:: RECORDED DATA ::
>> BEGIN

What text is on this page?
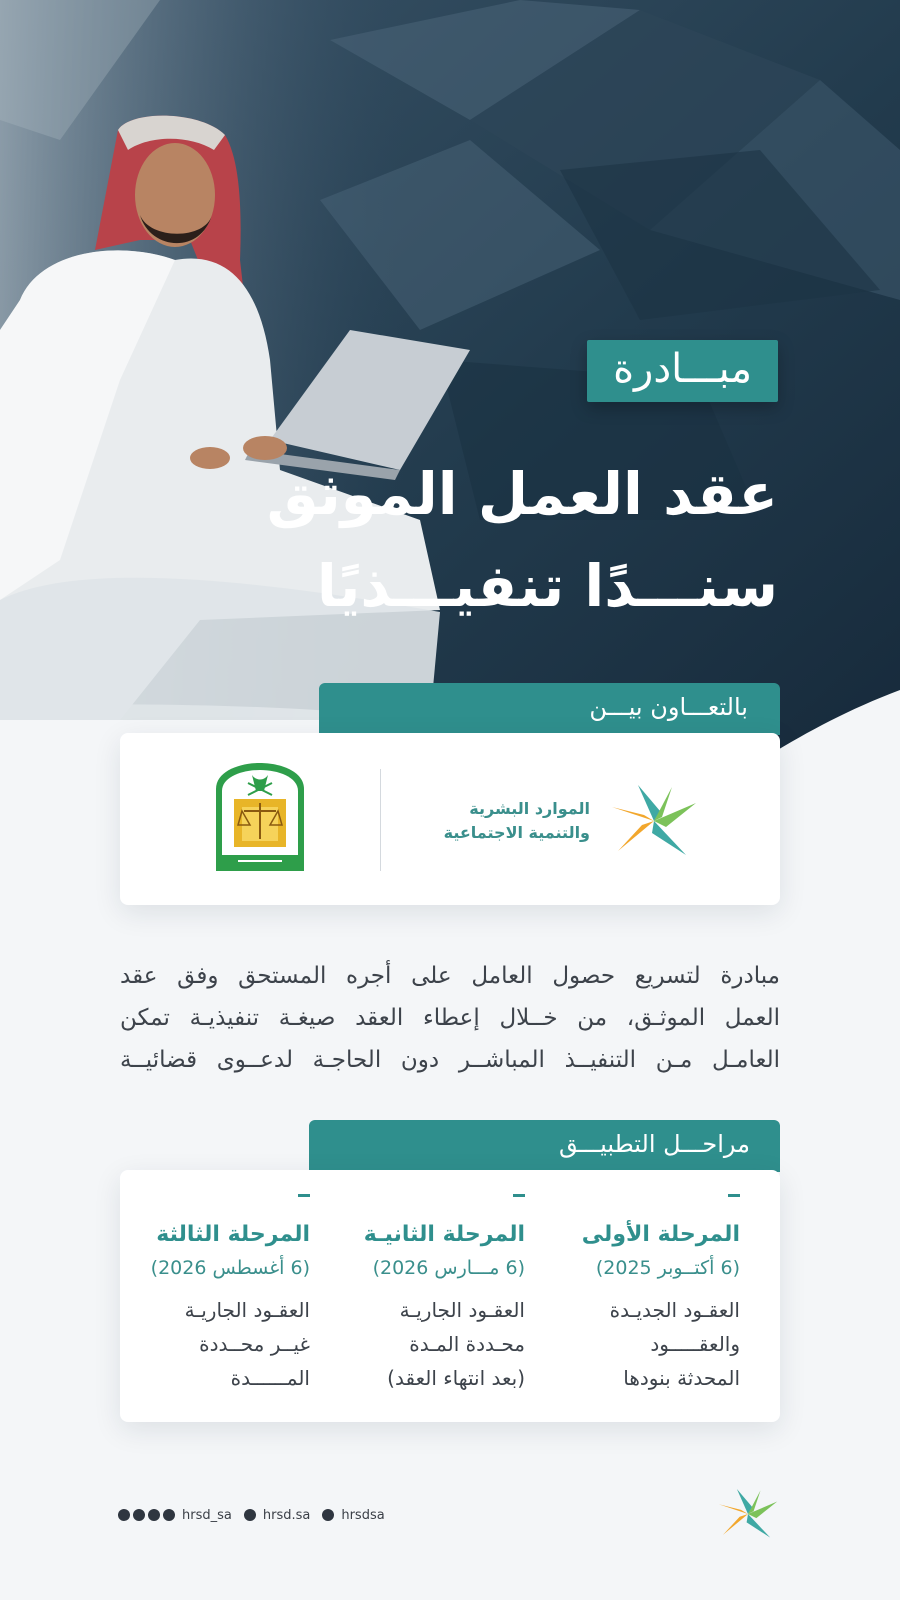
مبـــادرة
عقد العمل الموثق
سنـــدًا تنفيـــذيًا
بالتعـــاون بيـــن
الموارد البشرية
والتنمية الاجتماعية

مبادرة لتسريع حصول العامل على أجره المستحق وفق عقد

العمل الموثـق، من خــلال إعطاء العقد صيغـة تنفيذيـة تمكن

العامـل مـن التنفيــذ المباشــر دون الحاجـة لدعــوى قضائيــة

مراحـــل التطبيـــق
المرحلة الأولى
(6 أكتــوبر 2025)
العقـود الجديـدة
والعقـــــود
المحدثة بنودها
المرحلة الثانيـة
(6 مـــارس 2026)
العقـود الجاريـة
محـددة المـدة
(بعد انتهاء العقد)
المرحلة الثالثة
(6 أغسطس 2026)
العقـود الجاريـة
غيــر محــددة
المــــــدة
hrsd_sa hrsd.sa hrsdsa
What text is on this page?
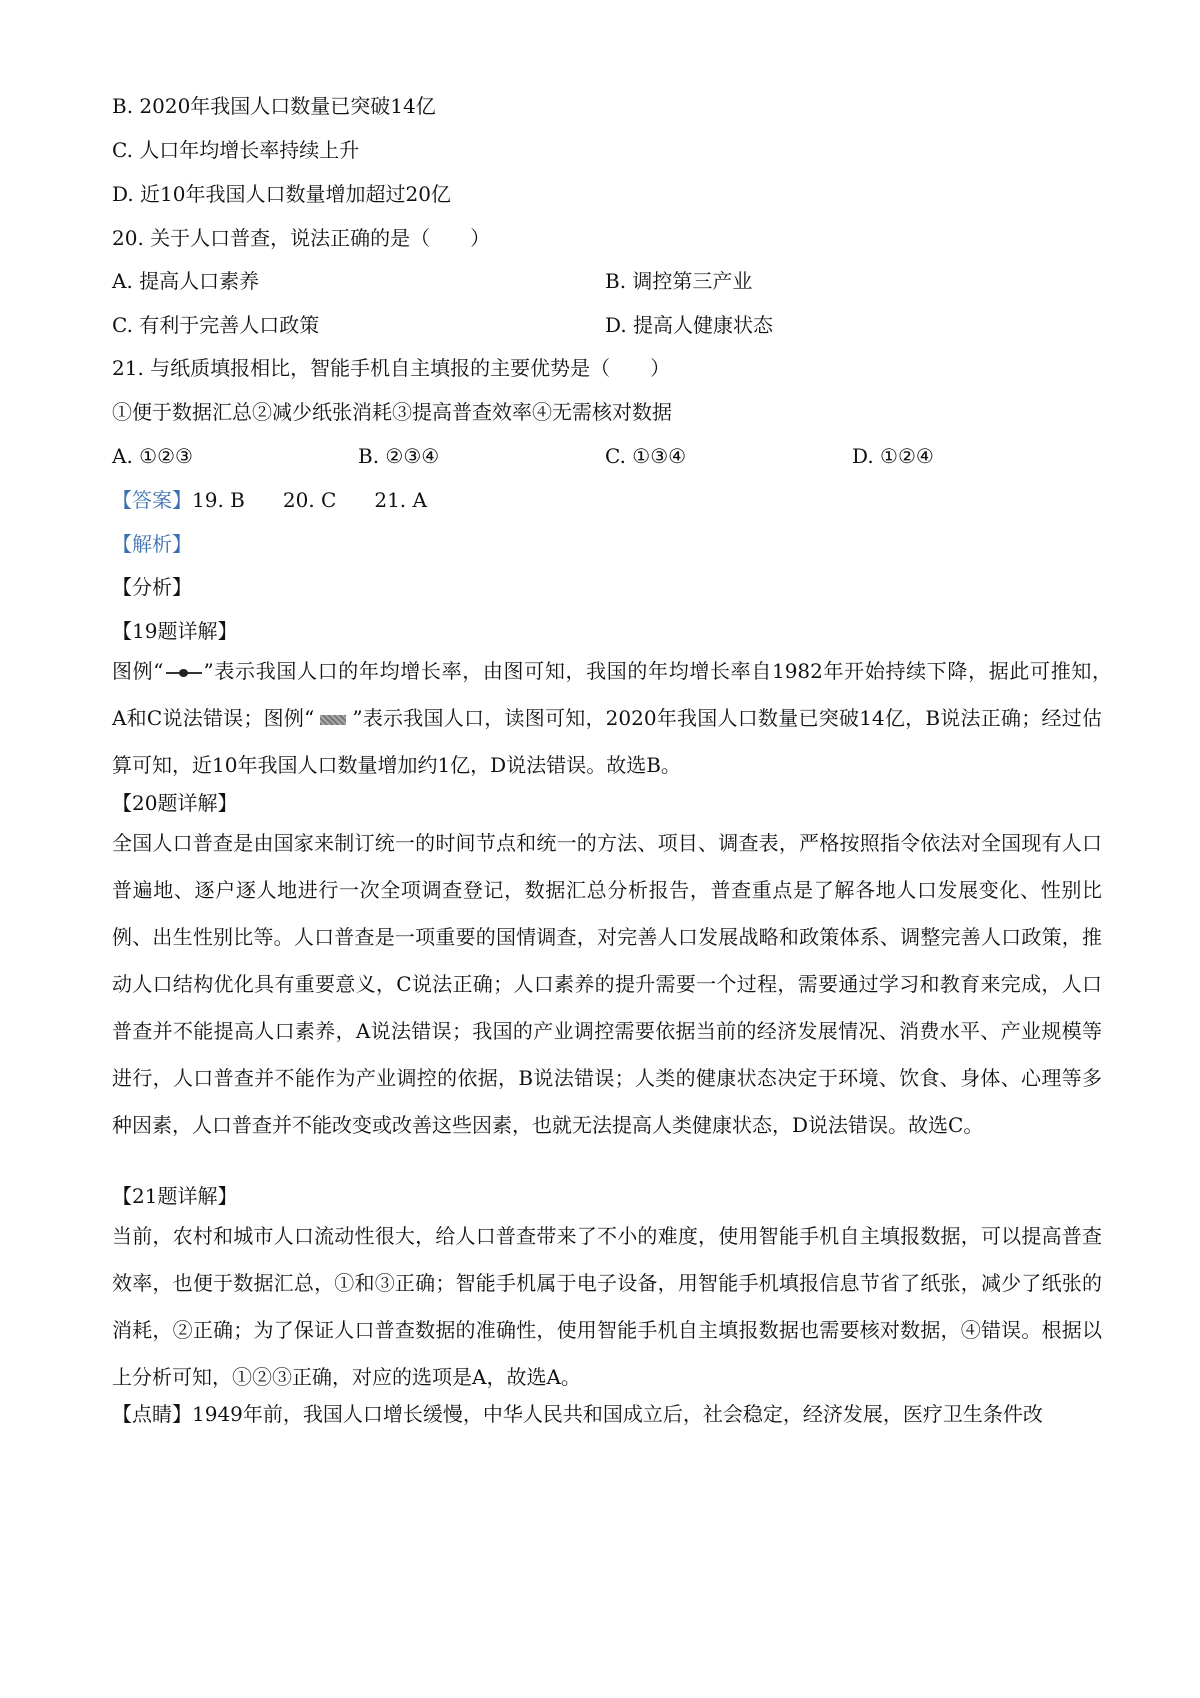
B. 2020年我国人口数量已突破14亿
C. 人口年均增长率持续上升
D. 近10年我国人口数量增加超过20亿
20. 关于人口普查，说法正确的是（　　）
A. 提高人口素养	B. 调控第三产业
C. 有利于完善人口政策	D. 提高人健康状态
21. 与纸质填报相比，智能手机自主填报的主要优势是（　　）
①便于数据汇总②减少纸张消耗③提高普查效率④无需核对数据
A. ①②③	B. ②③④	C. ①③④	D. ①②④
【答案】19. B 20. C 21. A
【解析】
【分析】
【19题详解】
图例“ ”表示我国人口的年均增长率，由图可知，我国的年均增长率自1982年开始持续下降，据此可推知，　A和C说法错误；图例“ ”表示我国人口，读图可知，2020年我国人口数量已突破14亿，B说法正确；经过估算可知，近10年我国人口数量增加约1亿，D说法错误。故选B。
【20题详解】
全国人口普查是由国家来制订统一的时间节点和统一的方法、项目、调查表，严格按照指令依法对全国现有人口普遍地、逐户逐人地进行一次全项调查登记，数据汇总分析报告，普查重点是了解各地人口发展变化、性别比例、出生性别比等。人口普查是一项重要的国情调查，对完善人口发展战略和政策体系、调整完善人口政策，推动人口结构优化具有重要意义，C说法正确；人口素养的提升需要一个过程，需要通过学习和教育来完成，人口普查并不能提高人口素养，A说法错误；我国的产业调控需要依据当前的经济发展情况、消费水平、产业规模等进行，人口普查并不能作为产业调控的依据，B说法错误；人类的健康状态决定于环境、饮食、身体、心理等多种因素，人口普查并不能改变或改善这些因素，也就无法提高人类健康状态，D说法错误。故选C。
【21题详解】
当前，农村和城市人口流动性很大，给人口普查带来了不小的难度，使用智能手机自主填报数据，可以提高普查效率，也便于数据汇总，①和③正确；智能手机属于电子设备，用智能手机填报信息节省了纸张，减少了纸张的消耗，②正确；为了保证人口普查数据的准确性，使用智能手机自主填报数据也需要核对数据，④错误。根据以上分析可知，①②③正确，对应的选项是A，故选A。
【点睛】1949年前，我国人口增长缓慢，中华人民共和国成立后，社会稳定，经济发展，医疗卫生条件改
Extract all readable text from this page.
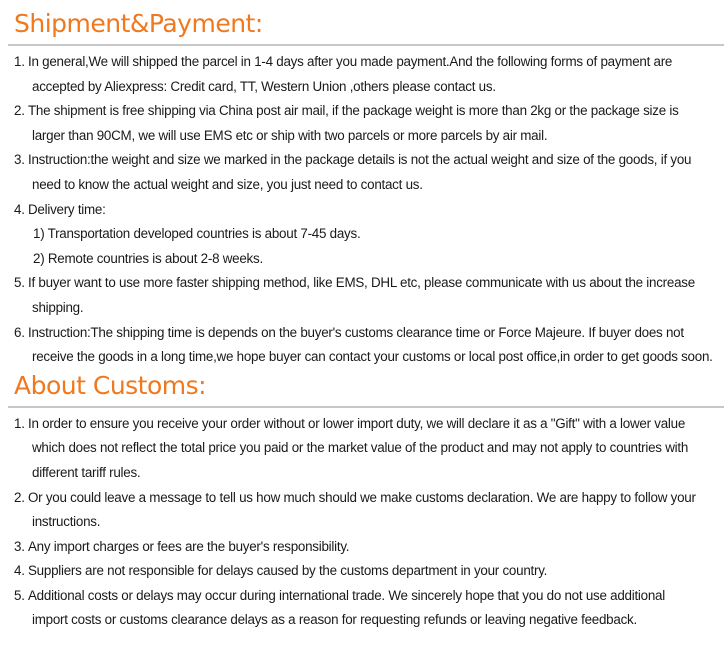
Shipment&Payment:
1. In general,We will shipped the parcel in 1-4 days after you made payment.And the following forms of payment are
accepted by Aliexpress: Credit card, TT, Western Union ,others please contact us.
2. The shipment is free shipping via China post air mail, if the package weight is more than 2kg or the package size is
larger than 90CM, we will use EMS etc or ship with two parcels or more parcels by air mail.
3. Instruction:the weight and size we marked in the package details is not the actual weight and size of the goods, if you
need to know the actual weight and size, you just need to contact us.
4. Delivery time:
1) Transportation developed countries is about 7-45 days.
2) Remote countries is about 2-8 weeks.
5. If buyer want to use more faster shipping method, like EMS, DHL etc, please communicate with us about the increase
shipping.
6. Instruction:The shipping time is depends on the buyer's customs clearance time or Force Majeure. If buyer does not
receive the goods in a long time,we hope buyer can contact your customs or local post office,in order to get goods soon.
About Customs:
1. In order to ensure you receive your order without or lower import duty, we will declare it as a "Gift" with a lower value
which does not reflect the total price you paid or the market value of the product and may not apply to countries with
different tariff rules.
2. Or you could leave a message to tell us how much should we make customs declaration. We are happy to follow your
instructions.
3. Any import charges or fees are the buyer's responsibility.
4. Suppliers are not responsible for delays caused by the customs department in your country.
5. Additional costs or delays may occur during international trade. We sincerely hope that you do not use additional
import costs or customs clearance delays as a reason for requesting refunds or leaving negative feedback.
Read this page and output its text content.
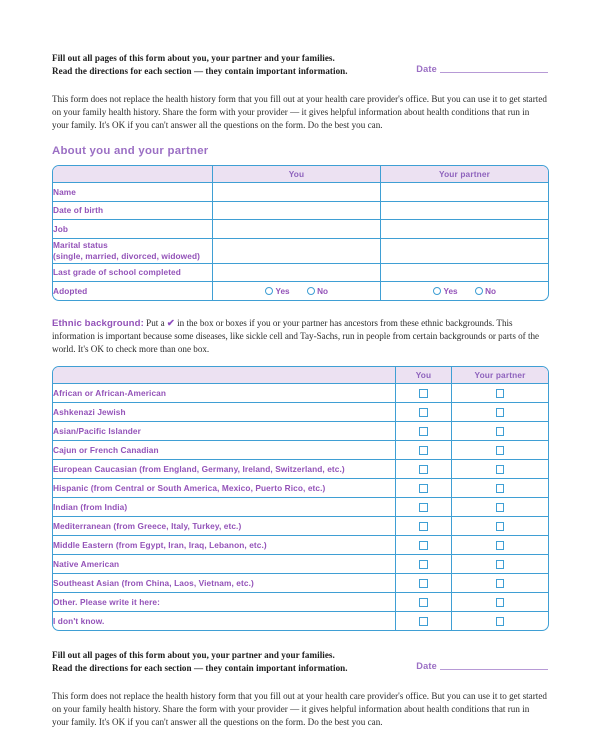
Fill out all pages of this form about you, your partner and your families.
Read the directions for each section — they contain important information.	Date
This form does not replace the health history form that you fill out at your health care provider's office. But you can use it to get started on your family health history. Share the form with your provider — it gives helpful information about health conditions that run in your family. It's OK if you can't answer all the questions on the form. Do the best you can.
About you and your partner
	You	Your partner
Name		
Date of birth		
Job		
Marital status
(single, married, divorced, widowed)		

Last grade of school completed		
Adopted	Yes No	Yes No
Ethnic background: Put a ✔ in the box or boxes if you or your partner has ancestors from these ethnic backgrounds. This information is important because some diseases, like sickle cell and Tay-Sachs, run in people from certain backgrounds or parts of the world. It's OK to check more than one box.
	You	Your partner
African or African-American		
Ashkenazi Jewish		
Asian/Pacific Islander		
Cajun or French Canadian		
European Caucasian (from England, Germany, Ireland, Switzerland, etc.)		
Hispanic (from Central or South America, Mexico, Puerto Rico, etc.)		
Indian (from India)		
Mediterranean (from Greece, Italy, Turkey, etc.)		
Middle Eastern (from Egypt, Iran, Iraq, Lebanon, etc.)		
Native American		
Southeast Asian (from China, Laos, Vietnam, etc.)		
Other. Please write it here:		
I don't know.		
Fill out all pages of this form about you, your partner and your families.
Read the directions for each section — they contain important information.	Date
This form does not replace the health history form that you fill out at your health care provider's office. But you can use it to get started on your family health history. Share the form with your provider — it gives helpful information about health conditions that run in your family. It's OK if you can't answer all the questions on the form. Do the best you can.
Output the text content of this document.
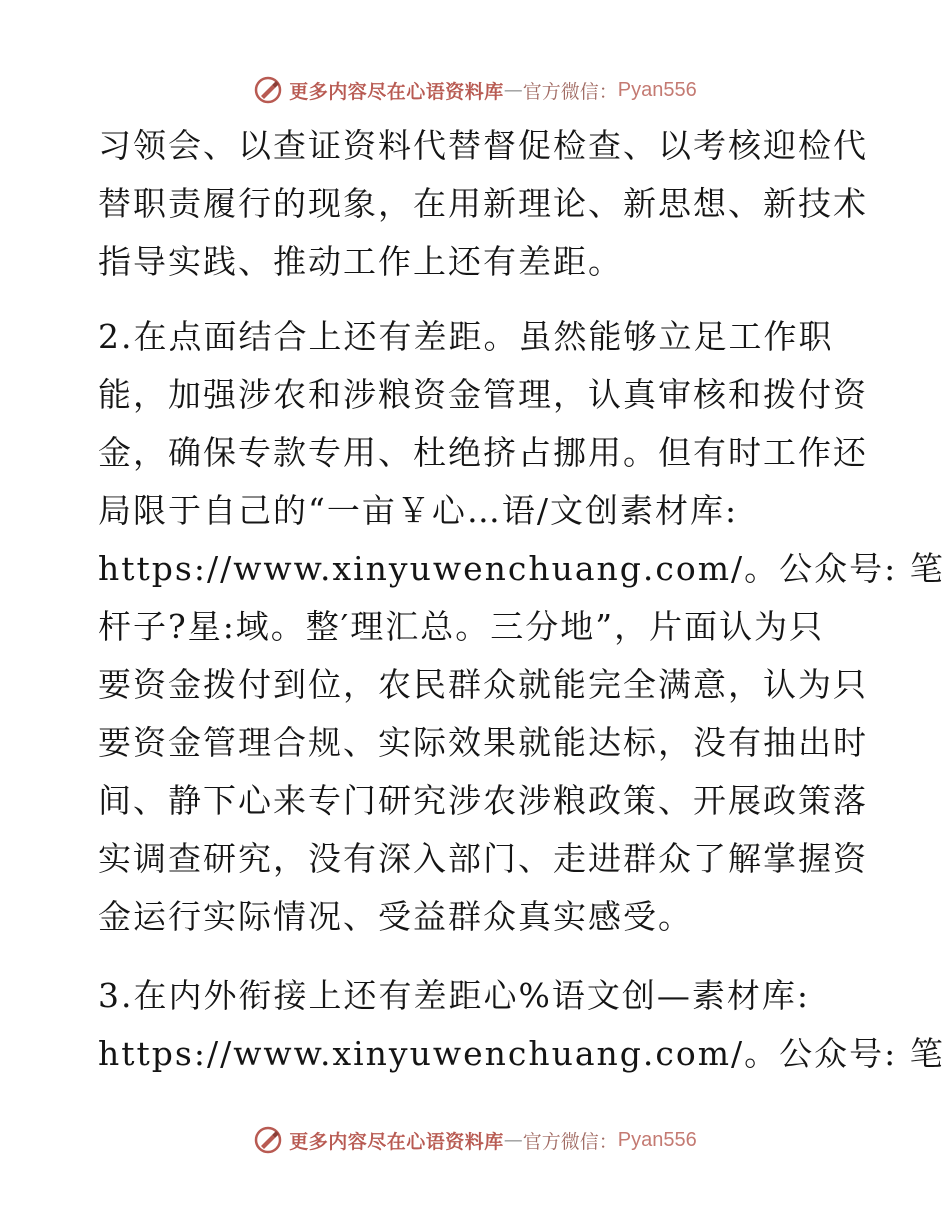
更多内容尽在心语资料库 — 官方微信： Pyan556
习领会、以查证资料代替督促检查、以考核迎检代
替职责履行的现象，在用新理论、新思想、新技术
指导实践、推动工作上还有差距。
2.在点面结合上还有差距。虽然能够立足工作职
能，加强涉农和涉粮资金管理，认真审核和拨付资
金，确保专款专用、杜绝挤占挪用。但有时工作还
局限于自己的“一亩￥心…语/文创素材库:
https://www.xinyuwenchuang.com/。公众号: 笔
杆子?星:域。整′理汇总。三分地”，片面认为只
要资金拨付到位，农民群众就能完全满意，认为只
要资金管理合规、实际效果就能达标，没有抽出时
间、静下心来专门研究涉农涉粮政策、开展政策落
实调查研究，没有深入部门、走进群众了解掌握资
金运行实际情况、受益群众真实感受。
3.在内外衔接上还有差距心%语文创—素材库:
https://www.xinyuwenchuang.com/。公众号: 笔
更多内容尽在心语资料库 — 官方微信： Pyan556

>> END

:: INSTRUCTIONS FOR THE TASK ::
Identify the lines in the entries above that contain "know", then copy them out.

:: EXERCISE OUTPUT ::
need to know the actual weight and size, you just need to contact us.
I don't know.		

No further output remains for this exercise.